▶ _WHAT YOU SHOULD DO_
Return each line of the records with nothing changed, pictures excepted.

▶ _RECORDS TO USE_
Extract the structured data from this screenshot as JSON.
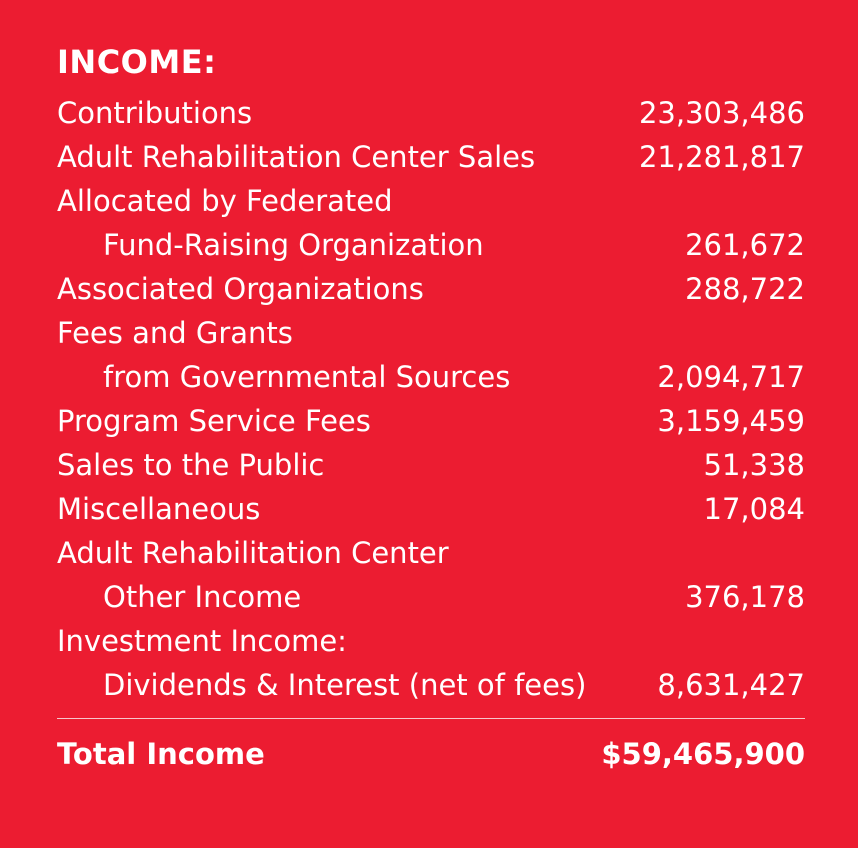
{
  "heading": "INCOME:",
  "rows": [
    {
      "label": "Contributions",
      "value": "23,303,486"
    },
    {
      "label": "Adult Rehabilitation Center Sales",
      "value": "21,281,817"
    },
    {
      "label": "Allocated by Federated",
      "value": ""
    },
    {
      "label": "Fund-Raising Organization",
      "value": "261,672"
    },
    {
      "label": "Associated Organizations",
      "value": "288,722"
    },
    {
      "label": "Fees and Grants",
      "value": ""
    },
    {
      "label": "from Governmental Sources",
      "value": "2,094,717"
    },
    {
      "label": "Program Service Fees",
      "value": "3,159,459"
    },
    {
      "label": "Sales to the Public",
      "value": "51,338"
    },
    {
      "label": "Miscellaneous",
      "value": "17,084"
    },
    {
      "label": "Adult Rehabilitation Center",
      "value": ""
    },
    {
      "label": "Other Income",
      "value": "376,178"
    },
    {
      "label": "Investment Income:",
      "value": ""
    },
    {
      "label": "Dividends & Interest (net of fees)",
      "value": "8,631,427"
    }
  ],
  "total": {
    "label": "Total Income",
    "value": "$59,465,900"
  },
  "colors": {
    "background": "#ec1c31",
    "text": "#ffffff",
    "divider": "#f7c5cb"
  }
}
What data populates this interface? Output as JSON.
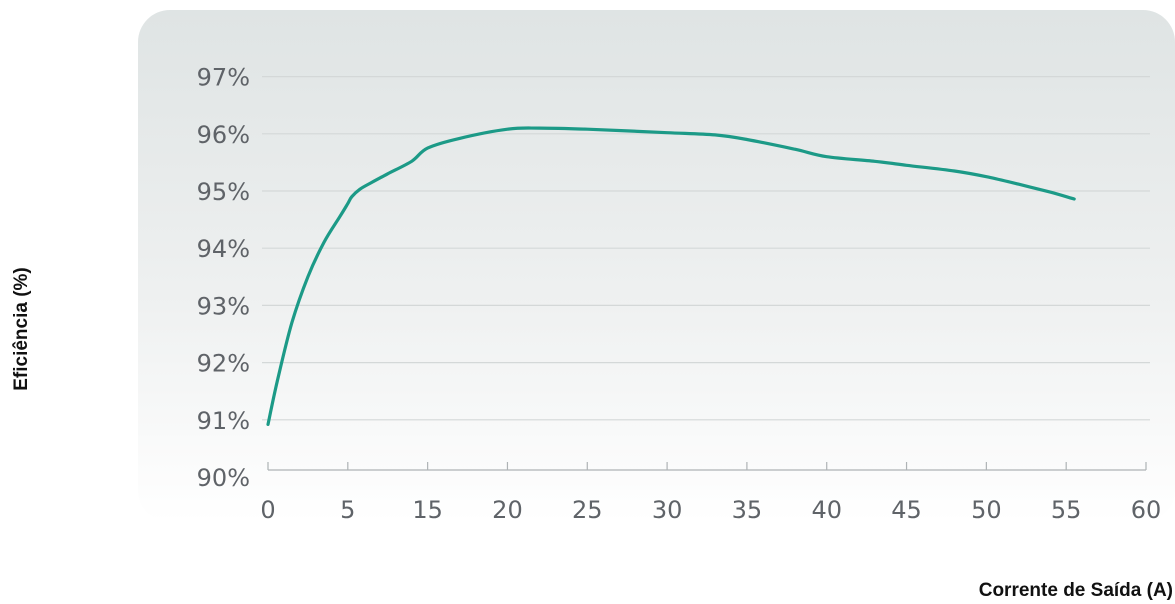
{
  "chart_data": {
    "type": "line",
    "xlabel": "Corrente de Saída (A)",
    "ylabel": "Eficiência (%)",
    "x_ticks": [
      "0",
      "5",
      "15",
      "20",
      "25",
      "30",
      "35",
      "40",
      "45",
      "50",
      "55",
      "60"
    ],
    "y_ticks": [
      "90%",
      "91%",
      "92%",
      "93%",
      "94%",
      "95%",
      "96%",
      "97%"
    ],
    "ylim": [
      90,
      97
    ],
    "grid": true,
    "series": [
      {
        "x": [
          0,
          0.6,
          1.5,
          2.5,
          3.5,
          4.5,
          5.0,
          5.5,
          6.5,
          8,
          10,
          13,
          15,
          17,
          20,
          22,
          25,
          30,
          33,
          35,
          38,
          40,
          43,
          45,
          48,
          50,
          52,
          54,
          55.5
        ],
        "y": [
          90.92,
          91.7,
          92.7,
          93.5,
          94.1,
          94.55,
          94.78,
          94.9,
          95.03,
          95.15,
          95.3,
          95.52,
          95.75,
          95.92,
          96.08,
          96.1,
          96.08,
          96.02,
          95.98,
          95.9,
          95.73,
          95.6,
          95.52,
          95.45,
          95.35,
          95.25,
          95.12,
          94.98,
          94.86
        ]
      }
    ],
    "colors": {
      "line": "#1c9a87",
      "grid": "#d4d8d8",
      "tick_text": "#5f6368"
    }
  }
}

▶ _SOLUTION FOR THIS TASK_
Extract the structured data from this screenshot as JSON.
{
  "heading": "INCOME:",
  "rows": [
    {
      "label": "Contributions",
      "value": "23,303,486"
    },
    {
      "label": "Adult Rehabilitation Center Sales",
      "value": "21,281,817"
    },
    {
      "label": "Allocated by Federated",
      "value": ""
    },
    {
      "label": "Fund-Raising Organization",
      "value": "261,672"
    },
    {
      "label": "Associated Organizations",
      "value": "288,722"
    },
    {
      "label": "Fees and Grants",
      "value": ""
    },
    {
      "label": "from Governmental Sources",
      "value": "2,094,717"
    },
    {
      "label": "Program Service Fees",
      "value": "3,159,459"
    },
    {
      "label": "Sales to the Public",
      "value": "51,338"
    },
    {
      "label": "Miscellaneous",
      "value": "17,084"
    },
    {
      "label": "Adult Rehabilitation Center",
      "value": ""
    },
    {
      "label": "Other Income",
      "value": "376,178"
    },
    {
      "label": "Investment Income:",
      "value": ""
    },
    {
      "label": "Dividends & Interest (net of fees)",
      "value": "8,631,427"
    }
  ],
  "total": {
    "label": "Total Income",
    "value": "$59,465,900"
  },
  "colors": {
    "background": "#ec1c31",
    "text": "#ffffff",
    "divider": "#f7c5cb"
  }
}
What data populates this interface? Output as JSON.
{
  "chart_data": {
    "type": "line",
    "xlabel": "Corrente de Saída (A)",
    "ylabel": "Eficiência (%)",
    "x_ticks": [
      "0",
      "5",
      "15",
      "20",
      "25",
      "30",
      "35",
      "40",
      "45",
      "50",
      "55",
      "60"
    ],
    "y_ticks": [
      "90%",
      "91%",
      "92%",
      "93%",
      "94%",
      "95%",
      "96%",
      "97%"
    ],
    "ylim": [
      90,
      97
    ],
    "grid": true,
    "series": [
      {
        "x": [
          0,
          0.6,
          1.5,
          2.5,
          3.5,
          4.5,
          5.0,
          5.5,
          6.5,
          8,
          10,
          13,
          15,
          17,
          20,
          22,
          25,
          30,
          33,
          35,
          38,
          40,
          43,
          45,
          48,
          50,
          52,
          54,
          55.5
        ],
        "y": [
          90.92,
          91.7,
          92.7,
          93.5,
          94.1,
          94.55,
          94.78,
          94.9,
          95.03,
          95.15,
          95.3,
          95.52,
          95.75,
          95.92,
          96.08,
          96.1,
          96.08,
          96.02,
          95.98,
          95.9,
          95.73,
          95.6,
          95.52,
          95.45,
          95.35,
          95.25,
          95.12,
          94.98,
          94.86
        ]
      }
    ],
    "colors": {
      "line": "#1c9a87",
      "grid": "#d4d8d8",
      "tick_text": "#5f6368"
    }
  }
}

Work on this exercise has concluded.